### SOURCE ###

Today's Q&A explains these details in response to a reader's query.

Question: My income comprises of share market profits, dividends, and interest on fixed deposits and a savings bank account. My total income for this year is less than 12 lakhs. Can I avoid tax by showing the share market profits as my business income?
Answer: The profits from shares and securities can be taxed under two heads: business head or capital gains. Normally, the profits from share market investment are taxed under the head capital gains, either as short-term capital gains or long-term capital gains, depending on the holding period and nature of the capital assets.

For those who are engaged in the business of share trading, the profits, including dividends on shares, can be offered as business income. Whether the share market profits can be treated as business income or capital gains would depend on various factors, and also on the facts of each case.

The major factors to be considered for such evaluation would include frequency and volume of transactions, the source of funds used for investing, the purpose of making the investment, accounting treatment of the transactions in the books of accounts of the taxpayer, etc.

The matter has been a bone of contention between taxpayers and the income tax department for quite some time. In order to reduce the litigation on this count, the Central Board of Direct Taxes (CBDT) has issued various circulars from time to time. As per the latest circular No. 6/2016 dated 29-02-2016, the CBDT has advised its officers to accept the stand taken by taxpayers in this regard with respect to listed shares and securities.

### RECORD LIST ###

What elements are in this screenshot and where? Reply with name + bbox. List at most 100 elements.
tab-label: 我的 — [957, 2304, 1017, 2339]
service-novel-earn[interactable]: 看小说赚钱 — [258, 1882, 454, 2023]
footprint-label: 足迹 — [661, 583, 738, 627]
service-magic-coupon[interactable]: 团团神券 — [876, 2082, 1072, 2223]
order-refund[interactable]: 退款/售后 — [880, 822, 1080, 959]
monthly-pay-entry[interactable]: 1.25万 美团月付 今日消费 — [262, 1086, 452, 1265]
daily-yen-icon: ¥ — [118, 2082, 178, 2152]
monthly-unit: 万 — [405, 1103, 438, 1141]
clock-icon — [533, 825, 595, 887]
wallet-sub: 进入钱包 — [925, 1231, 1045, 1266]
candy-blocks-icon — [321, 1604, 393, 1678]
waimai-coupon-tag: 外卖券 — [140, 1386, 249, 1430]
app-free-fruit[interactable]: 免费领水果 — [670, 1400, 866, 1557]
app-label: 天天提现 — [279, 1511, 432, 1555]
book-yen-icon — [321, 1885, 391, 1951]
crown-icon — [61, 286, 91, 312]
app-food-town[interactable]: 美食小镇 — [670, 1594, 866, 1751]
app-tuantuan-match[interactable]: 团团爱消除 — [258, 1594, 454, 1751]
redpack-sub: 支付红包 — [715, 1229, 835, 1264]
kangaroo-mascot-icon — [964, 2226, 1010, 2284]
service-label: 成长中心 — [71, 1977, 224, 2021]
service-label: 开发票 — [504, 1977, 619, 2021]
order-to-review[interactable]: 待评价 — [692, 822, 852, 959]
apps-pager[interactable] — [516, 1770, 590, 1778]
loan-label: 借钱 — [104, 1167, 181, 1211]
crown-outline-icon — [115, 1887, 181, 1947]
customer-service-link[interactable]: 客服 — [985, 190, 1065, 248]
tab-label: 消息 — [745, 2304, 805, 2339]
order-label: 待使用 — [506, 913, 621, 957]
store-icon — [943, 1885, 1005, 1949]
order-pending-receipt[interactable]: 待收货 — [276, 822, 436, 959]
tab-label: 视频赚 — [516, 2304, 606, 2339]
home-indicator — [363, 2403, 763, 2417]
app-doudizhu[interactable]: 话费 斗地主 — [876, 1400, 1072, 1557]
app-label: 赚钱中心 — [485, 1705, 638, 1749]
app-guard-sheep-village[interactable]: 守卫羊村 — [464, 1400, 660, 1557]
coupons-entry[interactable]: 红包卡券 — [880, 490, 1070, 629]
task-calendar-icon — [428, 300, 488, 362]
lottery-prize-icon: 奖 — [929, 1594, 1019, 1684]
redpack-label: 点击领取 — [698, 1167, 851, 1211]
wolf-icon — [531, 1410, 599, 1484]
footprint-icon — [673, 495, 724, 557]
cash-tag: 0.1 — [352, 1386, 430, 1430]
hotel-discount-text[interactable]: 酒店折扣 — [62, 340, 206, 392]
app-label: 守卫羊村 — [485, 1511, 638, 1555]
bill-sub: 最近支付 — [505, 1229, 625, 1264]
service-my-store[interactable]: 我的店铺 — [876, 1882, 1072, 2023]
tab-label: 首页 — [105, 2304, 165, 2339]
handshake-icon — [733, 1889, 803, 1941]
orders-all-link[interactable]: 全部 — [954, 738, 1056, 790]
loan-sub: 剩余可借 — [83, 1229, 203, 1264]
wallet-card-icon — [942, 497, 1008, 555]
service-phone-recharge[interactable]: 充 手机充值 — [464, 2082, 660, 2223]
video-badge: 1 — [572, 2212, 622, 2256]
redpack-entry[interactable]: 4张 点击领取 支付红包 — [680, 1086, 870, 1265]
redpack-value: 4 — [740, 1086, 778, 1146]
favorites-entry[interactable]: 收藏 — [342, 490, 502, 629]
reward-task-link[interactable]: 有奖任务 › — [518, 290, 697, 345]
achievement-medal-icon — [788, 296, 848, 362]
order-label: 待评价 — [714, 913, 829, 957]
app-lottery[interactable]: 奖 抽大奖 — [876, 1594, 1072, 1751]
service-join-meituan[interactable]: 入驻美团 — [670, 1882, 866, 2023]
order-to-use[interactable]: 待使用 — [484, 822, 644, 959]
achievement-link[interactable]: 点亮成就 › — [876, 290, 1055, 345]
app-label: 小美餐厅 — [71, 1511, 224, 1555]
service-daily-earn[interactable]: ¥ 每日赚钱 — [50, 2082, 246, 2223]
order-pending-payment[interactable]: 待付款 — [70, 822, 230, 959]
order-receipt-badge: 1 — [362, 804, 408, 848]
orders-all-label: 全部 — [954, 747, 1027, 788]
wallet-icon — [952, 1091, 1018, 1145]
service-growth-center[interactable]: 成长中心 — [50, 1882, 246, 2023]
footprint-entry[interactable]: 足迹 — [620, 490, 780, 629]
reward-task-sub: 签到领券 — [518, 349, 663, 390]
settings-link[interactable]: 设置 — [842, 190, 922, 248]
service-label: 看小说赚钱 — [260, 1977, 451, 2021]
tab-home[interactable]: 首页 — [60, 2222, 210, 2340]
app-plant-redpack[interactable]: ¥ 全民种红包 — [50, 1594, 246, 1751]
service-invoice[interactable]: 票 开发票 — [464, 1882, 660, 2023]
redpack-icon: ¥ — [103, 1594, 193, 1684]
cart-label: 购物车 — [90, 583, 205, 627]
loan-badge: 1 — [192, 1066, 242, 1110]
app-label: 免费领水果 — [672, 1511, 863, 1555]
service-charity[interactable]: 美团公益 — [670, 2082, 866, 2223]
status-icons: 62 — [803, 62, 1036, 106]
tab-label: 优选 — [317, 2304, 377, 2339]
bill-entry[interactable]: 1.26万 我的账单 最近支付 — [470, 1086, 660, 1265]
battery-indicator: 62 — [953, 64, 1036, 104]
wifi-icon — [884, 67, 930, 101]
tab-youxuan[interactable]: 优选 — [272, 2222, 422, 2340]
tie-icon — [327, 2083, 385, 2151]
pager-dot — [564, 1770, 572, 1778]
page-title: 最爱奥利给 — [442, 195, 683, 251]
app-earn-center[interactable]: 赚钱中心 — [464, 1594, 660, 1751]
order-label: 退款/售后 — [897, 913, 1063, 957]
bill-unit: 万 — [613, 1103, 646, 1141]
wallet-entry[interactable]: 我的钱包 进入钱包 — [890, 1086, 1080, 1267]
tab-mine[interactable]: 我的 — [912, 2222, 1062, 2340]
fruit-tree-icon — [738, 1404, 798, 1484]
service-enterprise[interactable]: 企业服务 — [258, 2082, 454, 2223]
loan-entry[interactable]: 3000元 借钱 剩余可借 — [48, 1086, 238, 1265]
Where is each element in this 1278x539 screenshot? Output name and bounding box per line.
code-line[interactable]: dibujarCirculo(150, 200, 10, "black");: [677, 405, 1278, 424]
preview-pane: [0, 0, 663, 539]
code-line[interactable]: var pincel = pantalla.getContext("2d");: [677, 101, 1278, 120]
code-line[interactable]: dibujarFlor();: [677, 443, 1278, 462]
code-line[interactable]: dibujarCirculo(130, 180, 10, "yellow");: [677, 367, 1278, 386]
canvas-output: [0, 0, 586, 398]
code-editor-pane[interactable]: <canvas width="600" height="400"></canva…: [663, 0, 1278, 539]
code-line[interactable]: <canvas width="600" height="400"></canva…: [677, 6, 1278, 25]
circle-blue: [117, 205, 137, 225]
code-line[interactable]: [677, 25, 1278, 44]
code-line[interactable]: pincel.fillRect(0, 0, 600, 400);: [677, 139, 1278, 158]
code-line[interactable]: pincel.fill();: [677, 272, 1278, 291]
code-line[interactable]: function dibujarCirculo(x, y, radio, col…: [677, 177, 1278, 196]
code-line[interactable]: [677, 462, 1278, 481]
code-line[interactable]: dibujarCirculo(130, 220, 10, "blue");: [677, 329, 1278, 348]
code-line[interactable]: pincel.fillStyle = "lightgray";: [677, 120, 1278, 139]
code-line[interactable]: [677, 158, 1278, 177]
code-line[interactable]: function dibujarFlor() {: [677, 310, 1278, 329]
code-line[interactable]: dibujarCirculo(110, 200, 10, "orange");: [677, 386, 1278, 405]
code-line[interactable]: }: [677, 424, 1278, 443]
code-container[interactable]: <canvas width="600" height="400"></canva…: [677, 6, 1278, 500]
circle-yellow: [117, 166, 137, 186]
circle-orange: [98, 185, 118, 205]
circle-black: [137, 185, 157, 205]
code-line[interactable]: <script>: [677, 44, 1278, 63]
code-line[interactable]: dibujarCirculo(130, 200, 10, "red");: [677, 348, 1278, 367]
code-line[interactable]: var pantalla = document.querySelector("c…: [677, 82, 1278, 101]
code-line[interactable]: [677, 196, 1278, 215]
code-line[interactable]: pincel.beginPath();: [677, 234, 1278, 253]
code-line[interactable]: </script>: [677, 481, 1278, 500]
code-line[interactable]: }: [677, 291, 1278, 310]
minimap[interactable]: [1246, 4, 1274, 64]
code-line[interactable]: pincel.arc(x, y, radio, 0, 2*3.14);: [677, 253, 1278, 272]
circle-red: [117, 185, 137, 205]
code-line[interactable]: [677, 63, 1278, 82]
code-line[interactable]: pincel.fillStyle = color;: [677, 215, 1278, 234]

###

_OBJECTIVES_.
- a) For each statement, say yes or no according to the Q&A on share market profits, and quote the words that decide it.
(i) Profits from share market investment are normally taxed under the head capital gains.
(ii) The CBDT has issued only one circular on this matter.
(iii) For those engaged in the business of share trading, dividends on shares can be offered as business income.
- b) Please transcribe the part of the Q&A on share market profits starting at "For those who" and ending at "the taxpayer, etc.".

_RESPONSE LIST_.
- a)
(i) Yes: "Normally, the profits from share market investment are taxed under the head capital gains"
(ii) No: "the Central Board of Direct Taxes (CBDT) has issued various circulars from time to time"
(iii) Yes: "the profits, including dividends on shares, can be offered as business income"

- b)
For those who are engaged in the business of share trading, the profits, including dividends on shares, can be offered as business income. Whether the share market profits can be treated as business income or capital gains would depend on various factors, and also on the facts of each case.

The major factors to be considered for such evaluation would include frequency and volume of transactions, the source of funds used for investing, the purpose of making the investment, accounting treatment of the transactions in the books of accounts of the taxpayer, etc.